Exercise description
All of the material below is to be retyped exactly.

The data
--
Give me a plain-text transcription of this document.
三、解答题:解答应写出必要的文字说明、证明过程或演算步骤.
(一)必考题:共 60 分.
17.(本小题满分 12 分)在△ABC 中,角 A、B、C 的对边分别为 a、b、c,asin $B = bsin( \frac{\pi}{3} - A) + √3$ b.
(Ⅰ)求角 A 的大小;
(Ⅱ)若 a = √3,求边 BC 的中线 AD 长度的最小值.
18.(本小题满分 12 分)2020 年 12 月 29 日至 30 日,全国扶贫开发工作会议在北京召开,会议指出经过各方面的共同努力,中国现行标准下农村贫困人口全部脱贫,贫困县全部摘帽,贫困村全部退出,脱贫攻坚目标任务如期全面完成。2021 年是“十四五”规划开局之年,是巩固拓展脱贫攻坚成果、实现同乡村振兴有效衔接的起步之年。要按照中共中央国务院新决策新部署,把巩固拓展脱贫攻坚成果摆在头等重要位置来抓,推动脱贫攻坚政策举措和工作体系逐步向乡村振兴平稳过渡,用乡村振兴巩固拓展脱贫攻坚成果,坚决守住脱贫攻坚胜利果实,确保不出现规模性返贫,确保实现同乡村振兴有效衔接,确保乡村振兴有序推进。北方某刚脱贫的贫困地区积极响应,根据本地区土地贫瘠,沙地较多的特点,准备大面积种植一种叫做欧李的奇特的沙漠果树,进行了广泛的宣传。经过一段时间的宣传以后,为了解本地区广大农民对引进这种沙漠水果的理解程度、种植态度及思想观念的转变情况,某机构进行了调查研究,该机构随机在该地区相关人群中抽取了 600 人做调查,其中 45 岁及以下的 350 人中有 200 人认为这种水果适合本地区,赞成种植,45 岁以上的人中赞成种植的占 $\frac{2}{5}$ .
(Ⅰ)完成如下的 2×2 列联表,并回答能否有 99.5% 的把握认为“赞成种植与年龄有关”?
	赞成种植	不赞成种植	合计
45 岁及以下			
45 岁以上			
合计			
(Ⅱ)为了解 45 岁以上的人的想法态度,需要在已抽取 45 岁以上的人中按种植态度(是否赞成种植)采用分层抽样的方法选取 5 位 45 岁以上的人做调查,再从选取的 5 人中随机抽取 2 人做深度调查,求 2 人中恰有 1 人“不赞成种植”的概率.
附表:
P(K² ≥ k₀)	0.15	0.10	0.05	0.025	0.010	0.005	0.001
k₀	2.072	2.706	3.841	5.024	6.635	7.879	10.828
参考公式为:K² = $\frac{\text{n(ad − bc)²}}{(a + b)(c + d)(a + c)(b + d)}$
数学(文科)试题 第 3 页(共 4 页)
--
Task solution
Give me a plain-text transcription of this document.
三、解答题:解答应写出必要的文字说明、证明过程或演算步骤.
(一)必考题:共 60 分.
17.(本小题满分 12 分)在△ABC 中,角 A、B、C 的对边分别为 a、b、c,asin $B = bsin( \frac{\pi}{3} - A) + √3$ b.
(Ⅰ)求角 A 的大小;
(Ⅱ)若 a = √3,求边 BC 的中线 AD 长度的最小值.
18.(本小题满分 12 分)2020 年 12 月 29 日至 30 日,全国扶贫开发工作会议在北京召开,会议指出经过各方面的共同努力,中国现行标准下农村贫困人口全部脱贫,贫困县全部摘帽,贫困村全部退出,脱贫攻坚目标任务如期全面完成。2021 年是“十四五”规划开局之年,是巩固拓展脱贫攻坚成果、实现同乡村振兴有效衔接的起步之年。要按照中共中央国务院新决策新部署,把巩固拓展脱贫攻坚成果摆在头等重要位置来抓,推动脱贫攻坚政策举措和工作体系逐步向乡村振兴平稳过渡,用乡村振兴巩固拓展脱贫攻坚成果,坚决守住脱贫攻坚胜利果实,确保不出现规模性返贫,确保实现同乡村振兴有效衔接,确保乡村振兴有序推进。北方某刚脱贫的贫困地区积极响应,根据本地区土地贫瘠,沙地较多的特点,准备大面积种植一种叫做欧李的奇特的沙漠果树,进行了广泛的宣传。经过一段时间的宣传以后,为了解本地区广大农民对引进这种沙漠水果的理解程度、种植态度及思想观念的转变情况,某机构进行了调查研究,该机构随机在该地区相关人群中抽取了 600 人做调查,其中 45 岁及以下的 350 人中有 200 人认为这种水果适合本地区,赞成种植,45 岁以上的人中赞成种植的占 $\frac{2}{5}$ .
(Ⅰ)完成如下的 2×2 列联表,并回答能否有 99.5% 的把握认为“赞成种植与年龄有关”?
	赞成种植	不赞成种植	合计
45 岁及以下			
45 岁以上			
合计			
(Ⅱ)为了解 45 岁以上的人的想法态度,需要在已抽取 45 岁以上的人中按种植态度(是否赞成种植)采用分层抽样的方法选取 5 位 45 岁以上的人做调查,再从选取的 5 人中随机抽取 2 人做深度调查,求 2 人中恰有 1 人“不赞成种植”的概率.
附表:
P(K² ≥ k₀)	0.15	0.10	0.05	0.025	0.010	0.005	0.001
k₀	2.072	2.706	3.841	5.024	6.635	7.879	10.828
参考公式为:K² = $\frac{\text{n(ad − bc)²}}{(a + b)(c + d)(a + c)(b + d)}$
数学(文科)试题 第 3 页(共 4 页)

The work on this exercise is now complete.